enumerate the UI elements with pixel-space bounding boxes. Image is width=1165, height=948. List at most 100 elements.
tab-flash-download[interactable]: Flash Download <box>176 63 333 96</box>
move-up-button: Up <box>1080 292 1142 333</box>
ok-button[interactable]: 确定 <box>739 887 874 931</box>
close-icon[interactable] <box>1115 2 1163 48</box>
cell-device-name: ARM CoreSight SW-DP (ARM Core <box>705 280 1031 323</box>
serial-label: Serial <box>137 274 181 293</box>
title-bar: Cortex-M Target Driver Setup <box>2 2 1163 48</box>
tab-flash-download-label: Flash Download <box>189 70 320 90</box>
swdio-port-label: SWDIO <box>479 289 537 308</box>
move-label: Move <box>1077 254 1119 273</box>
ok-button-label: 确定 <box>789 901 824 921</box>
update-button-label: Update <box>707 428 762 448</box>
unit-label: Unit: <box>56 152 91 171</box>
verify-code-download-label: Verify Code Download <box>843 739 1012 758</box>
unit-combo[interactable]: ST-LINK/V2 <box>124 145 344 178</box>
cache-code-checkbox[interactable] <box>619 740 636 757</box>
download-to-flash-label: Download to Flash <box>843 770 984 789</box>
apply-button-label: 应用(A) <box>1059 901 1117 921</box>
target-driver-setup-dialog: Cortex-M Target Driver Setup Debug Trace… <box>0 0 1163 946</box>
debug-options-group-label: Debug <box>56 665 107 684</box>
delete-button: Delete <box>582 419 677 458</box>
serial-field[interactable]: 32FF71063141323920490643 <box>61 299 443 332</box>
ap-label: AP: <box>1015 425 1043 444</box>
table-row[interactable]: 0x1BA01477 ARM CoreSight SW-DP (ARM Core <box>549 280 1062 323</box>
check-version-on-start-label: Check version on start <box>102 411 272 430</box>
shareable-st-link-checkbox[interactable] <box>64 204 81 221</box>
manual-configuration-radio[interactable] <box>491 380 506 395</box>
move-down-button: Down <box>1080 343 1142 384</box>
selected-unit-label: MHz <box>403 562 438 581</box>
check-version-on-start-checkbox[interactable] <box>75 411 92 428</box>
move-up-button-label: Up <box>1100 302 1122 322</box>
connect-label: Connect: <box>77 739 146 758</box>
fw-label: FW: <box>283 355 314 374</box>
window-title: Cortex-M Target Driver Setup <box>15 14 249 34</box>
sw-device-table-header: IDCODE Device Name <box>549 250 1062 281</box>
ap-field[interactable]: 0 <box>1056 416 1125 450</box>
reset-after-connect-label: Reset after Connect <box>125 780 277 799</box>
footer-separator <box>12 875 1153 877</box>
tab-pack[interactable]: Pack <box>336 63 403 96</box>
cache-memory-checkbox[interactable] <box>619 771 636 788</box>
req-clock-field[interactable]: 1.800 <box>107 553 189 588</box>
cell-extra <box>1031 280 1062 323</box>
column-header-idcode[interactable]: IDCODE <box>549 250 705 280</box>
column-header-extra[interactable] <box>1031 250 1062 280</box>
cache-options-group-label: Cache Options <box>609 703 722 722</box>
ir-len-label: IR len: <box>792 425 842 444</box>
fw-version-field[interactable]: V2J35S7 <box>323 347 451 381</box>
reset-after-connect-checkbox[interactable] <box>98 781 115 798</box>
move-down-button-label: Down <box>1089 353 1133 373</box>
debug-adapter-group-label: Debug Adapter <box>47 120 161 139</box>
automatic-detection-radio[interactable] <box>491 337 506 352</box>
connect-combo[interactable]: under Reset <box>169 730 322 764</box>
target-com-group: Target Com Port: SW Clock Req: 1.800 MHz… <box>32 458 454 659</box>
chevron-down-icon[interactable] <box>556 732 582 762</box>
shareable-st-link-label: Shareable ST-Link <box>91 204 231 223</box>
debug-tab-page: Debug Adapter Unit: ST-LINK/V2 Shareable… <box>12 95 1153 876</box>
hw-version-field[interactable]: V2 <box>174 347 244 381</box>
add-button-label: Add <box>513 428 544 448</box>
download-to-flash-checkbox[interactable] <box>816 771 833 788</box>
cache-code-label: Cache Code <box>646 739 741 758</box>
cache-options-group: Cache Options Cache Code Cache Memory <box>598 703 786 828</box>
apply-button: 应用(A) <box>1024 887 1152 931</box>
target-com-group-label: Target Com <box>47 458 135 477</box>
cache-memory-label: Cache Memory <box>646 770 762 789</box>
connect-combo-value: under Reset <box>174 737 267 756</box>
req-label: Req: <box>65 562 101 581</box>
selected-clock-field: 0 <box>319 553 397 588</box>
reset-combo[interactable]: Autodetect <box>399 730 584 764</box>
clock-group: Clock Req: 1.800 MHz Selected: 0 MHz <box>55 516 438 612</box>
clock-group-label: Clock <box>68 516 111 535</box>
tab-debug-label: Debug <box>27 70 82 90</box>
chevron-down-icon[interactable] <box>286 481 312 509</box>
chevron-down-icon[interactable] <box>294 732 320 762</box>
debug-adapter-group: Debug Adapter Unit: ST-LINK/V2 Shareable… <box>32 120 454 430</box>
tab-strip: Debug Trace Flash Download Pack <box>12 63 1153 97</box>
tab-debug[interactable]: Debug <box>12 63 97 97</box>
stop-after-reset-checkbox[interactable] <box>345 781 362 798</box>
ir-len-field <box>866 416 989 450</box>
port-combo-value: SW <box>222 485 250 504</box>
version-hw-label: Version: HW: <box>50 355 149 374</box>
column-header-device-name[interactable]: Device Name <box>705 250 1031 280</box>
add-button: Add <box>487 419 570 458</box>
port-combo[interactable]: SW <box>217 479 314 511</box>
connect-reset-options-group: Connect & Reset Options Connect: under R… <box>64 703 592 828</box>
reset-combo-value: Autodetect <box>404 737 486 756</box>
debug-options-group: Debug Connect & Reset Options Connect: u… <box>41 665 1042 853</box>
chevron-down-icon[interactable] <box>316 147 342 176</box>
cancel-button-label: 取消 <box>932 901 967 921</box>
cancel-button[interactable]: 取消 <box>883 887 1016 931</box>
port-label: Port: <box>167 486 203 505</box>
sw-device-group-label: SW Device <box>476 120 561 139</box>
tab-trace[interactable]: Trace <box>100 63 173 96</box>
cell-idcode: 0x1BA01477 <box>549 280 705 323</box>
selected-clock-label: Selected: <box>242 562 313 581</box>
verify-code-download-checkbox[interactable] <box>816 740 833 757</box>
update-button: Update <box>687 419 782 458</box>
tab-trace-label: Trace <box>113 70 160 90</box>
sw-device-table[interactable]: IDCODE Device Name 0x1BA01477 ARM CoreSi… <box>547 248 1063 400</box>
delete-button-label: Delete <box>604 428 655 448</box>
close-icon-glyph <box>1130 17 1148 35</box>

==============================

→ **Required work**
Can you reproduce all of the items above verbatim, with every character unchanged?

→ **Task answer**
enumerate the UI elements with pixel-space bounding boxes. Image is width=1165, height=948. List at most 100 elements.
tab-flash-download[interactable]: Flash Download <box>176 63 333 96</box>
move-up-button: Up <box>1080 292 1142 333</box>
ok-button[interactable]: 确定 <box>739 887 874 931</box>
close-icon[interactable] <box>1115 2 1163 48</box>
cell-device-name: ARM CoreSight SW-DP (ARM Core <box>705 280 1031 323</box>
serial-label: Serial <box>137 274 181 293</box>
title-bar: Cortex-M Target Driver Setup <box>2 2 1163 48</box>
tab-flash-download-label: Flash Download <box>189 70 320 90</box>
swdio-port-label: SWDIO <box>479 289 537 308</box>
move-label: Move <box>1077 254 1119 273</box>
ok-button-label: 确定 <box>789 901 824 921</box>
update-button-label: Update <box>707 428 762 448</box>
unit-label: Unit: <box>56 152 91 171</box>
verify-code-download-label: Verify Code Download <box>843 739 1012 758</box>
unit-combo[interactable]: ST-LINK/V2 <box>124 145 344 178</box>
cache-code-checkbox[interactable] <box>619 740 636 757</box>
download-to-flash-label: Download to Flash <box>843 770 984 789</box>
apply-button-label: 应用(A) <box>1059 901 1117 921</box>
target-driver-setup-dialog: Cortex-M Target Driver Setup Debug Trace… <box>0 0 1163 946</box>
debug-options-group-label: Debug <box>56 665 107 684</box>
delete-button: Delete <box>582 419 677 458</box>
serial-field[interactable]: 32FF71063141323920490643 <box>61 299 443 332</box>
ap-label: AP: <box>1015 425 1043 444</box>
table-row[interactable]: 0x1BA01477 ARM CoreSight SW-DP (ARM Core <box>549 280 1062 323</box>
check-version-on-start-label: Check version on start <box>102 411 272 430</box>
shareable-st-link-checkbox[interactable] <box>64 204 81 221</box>
manual-configuration-radio[interactable] <box>491 380 506 395</box>
move-down-button: Down <box>1080 343 1142 384</box>
selected-unit-label: MHz <box>403 562 438 581</box>
check-version-on-start-checkbox[interactable] <box>75 411 92 428</box>
move-up-button-label: Up <box>1100 302 1122 322</box>
connect-label: Connect: <box>77 739 146 758</box>
fw-label: FW: <box>283 355 314 374</box>
window-title: Cortex-M Target Driver Setup <box>15 14 249 34</box>
sw-device-table-header: IDCODE Device Name <box>549 250 1062 281</box>
ap-field[interactable]: 0 <box>1056 416 1125 450</box>
reset-after-connect-label: Reset after Connect <box>125 780 277 799</box>
footer-separator <box>12 875 1153 877</box>
tab-pack[interactable]: Pack <box>336 63 403 96</box>
cache-memory-checkbox[interactable] <box>619 771 636 788</box>
req-clock-field[interactable]: 1.800 <box>107 553 189 588</box>
cell-extra <box>1031 280 1062 323</box>
column-header-idcode[interactable]: IDCODE <box>549 250 705 280</box>
column-header-extra[interactable] <box>1031 250 1062 280</box>
cache-options-group-label: Cache Options <box>609 703 722 722</box>
ir-len-label: IR len: <box>792 425 842 444</box>
fw-version-field[interactable]: V2J35S7 <box>323 347 451 381</box>
reset-after-connect-checkbox[interactable] <box>98 781 115 798</box>
move-down-button-label: Down <box>1089 353 1133 373</box>
debug-adapter-group-label: Debug Adapter <box>47 120 161 139</box>
automatic-detection-radio[interactable] <box>491 337 506 352</box>
connect-combo[interactable]: under Reset <box>169 730 322 764</box>
target-com-group: Target Com Port: SW Clock Req: 1.800 MHz… <box>32 458 454 659</box>
chevron-down-icon[interactable] <box>556 732 582 762</box>
shareable-st-link-label: Shareable ST-Link <box>91 204 231 223</box>
debug-tab-page: Debug Adapter Unit: ST-LINK/V2 Shareable… <box>12 95 1153 876</box>
hw-version-field[interactable]: V2 <box>174 347 244 381</box>
add-button-label: Add <box>513 428 544 448</box>
download-to-flash-checkbox[interactable] <box>816 771 833 788</box>
cache-code-label: Cache Code <box>646 739 741 758</box>
cache-options-group: Cache Options Cache Code Cache Memory <box>598 703 786 828</box>
apply-button: 应用(A) <box>1024 887 1152 931</box>
target-com-group-label: Target Com <box>47 458 135 477</box>
cache-memory-label: Cache Memory <box>646 770 762 789</box>
connect-combo-value: under Reset <box>174 737 267 756</box>
req-label: Req: <box>65 562 101 581</box>
selected-clock-field: 0 <box>319 553 397 588</box>
reset-combo[interactable]: Autodetect <box>399 730 584 764</box>
clock-group: Clock Req: 1.800 MHz Selected: 0 MHz <box>55 516 438 612</box>
clock-group-label: Clock <box>68 516 111 535</box>
tab-debug-label: Debug <box>27 70 82 90</box>
chevron-down-icon[interactable] <box>286 481 312 509</box>
chevron-down-icon[interactable] <box>294 732 320 762</box>
debug-adapter-group: Debug Adapter Unit: ST-LINK/V2 Shareable… <box>32 120 454 430</box>
tab-strip: Debug Trace Flash Download Pack <box>12 63 1153 97</box>
tab-debug[interactable]: Debug <box>12 63 97 97</box>
stop-after-reset-checkbox[interactable] <box>345 781 362 798</box>
ir-len-field <box>866 416 989 450</box>
port-combo-value: SW <box>222 485 250 504</box>
version-hw-label: Version: HW: <box>50 355 149 374</box>
column-header-device-name[interactable]: Device Name <box>705 250 1031 280</box>
add-button: Add <box>487 419 570 458</box>
port-combo[interactable]: SW <box>217 479 314 511</box>
connect-reset-options-group: Connect & Reset Options Connect: under R… <box>64 703 592 828</box>
reset-combo-value: Autodetect <box>404 737 486 756</box>
debug-options-group: Debug Connect & Reset Options Connect: u… <box>41 665 1042 853</box>
chevron-down-icon[interactable] <box>316 147 342 176</box>
cancel-button-label: 取消 <box>932 901 967 921</box>
cancel-button[interactable]: 取消 <box>883 887 1016 931</box>
port-label: Port: <box>167 486 203 505</box>
sw-device-group-label: SW Device <box>476 120 561 139</box>
tab-trace[interactable]: Trace <box>100 63 173 96</box>
cell-idcode: 0x1BA01477 <box>549 280 705 323</box>
selected-clock-label: Selected: <box>242 562 313 581</box>
verify-code-download-checkbox[interactable] <box>816 740 833 757</box>
update-button: Update <box>687 419 782 458</box>
tab-trace-label: Trace <box>113 70 160 90</box>
sw-device-table[interactable]: IDCODE Device Name 0x1BA01477 ARM CoreSi… <box>547 248 1063 400</box>
delete-button-label: Delete <box>604 428 655 448</box>
close-icon-glyph <box>1130 17 1148 35</box>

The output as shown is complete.